**Prompt**
Tally the lines of the data that include the word "label" and state the total, nothing else.

**Exercise inputs**

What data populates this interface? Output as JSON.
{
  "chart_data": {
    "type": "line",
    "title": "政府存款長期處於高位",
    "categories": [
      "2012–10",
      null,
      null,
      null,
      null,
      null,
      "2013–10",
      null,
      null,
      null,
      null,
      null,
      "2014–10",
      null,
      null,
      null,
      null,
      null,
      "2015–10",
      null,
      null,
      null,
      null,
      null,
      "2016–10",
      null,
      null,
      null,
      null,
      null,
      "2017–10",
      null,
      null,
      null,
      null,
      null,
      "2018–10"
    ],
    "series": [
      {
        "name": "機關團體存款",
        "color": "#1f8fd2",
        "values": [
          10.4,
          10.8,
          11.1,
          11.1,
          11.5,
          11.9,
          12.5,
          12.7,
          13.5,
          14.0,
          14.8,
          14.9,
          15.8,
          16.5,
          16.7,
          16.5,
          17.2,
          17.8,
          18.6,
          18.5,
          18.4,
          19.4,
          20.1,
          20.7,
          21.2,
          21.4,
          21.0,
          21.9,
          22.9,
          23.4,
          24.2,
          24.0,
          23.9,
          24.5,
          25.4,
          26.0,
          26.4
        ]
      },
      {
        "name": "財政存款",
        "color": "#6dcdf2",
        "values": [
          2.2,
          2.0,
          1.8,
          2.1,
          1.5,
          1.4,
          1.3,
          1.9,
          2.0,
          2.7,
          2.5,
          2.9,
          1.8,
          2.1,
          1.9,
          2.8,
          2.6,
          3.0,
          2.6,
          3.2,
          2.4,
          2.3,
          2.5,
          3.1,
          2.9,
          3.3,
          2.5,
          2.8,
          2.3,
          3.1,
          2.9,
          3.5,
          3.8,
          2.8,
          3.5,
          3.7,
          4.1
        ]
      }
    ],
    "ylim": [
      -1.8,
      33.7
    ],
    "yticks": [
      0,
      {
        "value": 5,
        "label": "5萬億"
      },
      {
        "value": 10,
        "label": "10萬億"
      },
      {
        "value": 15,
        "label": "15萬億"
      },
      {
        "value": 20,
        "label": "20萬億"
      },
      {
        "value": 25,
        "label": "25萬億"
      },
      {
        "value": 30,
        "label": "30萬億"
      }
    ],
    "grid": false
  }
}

**Problem solution**
6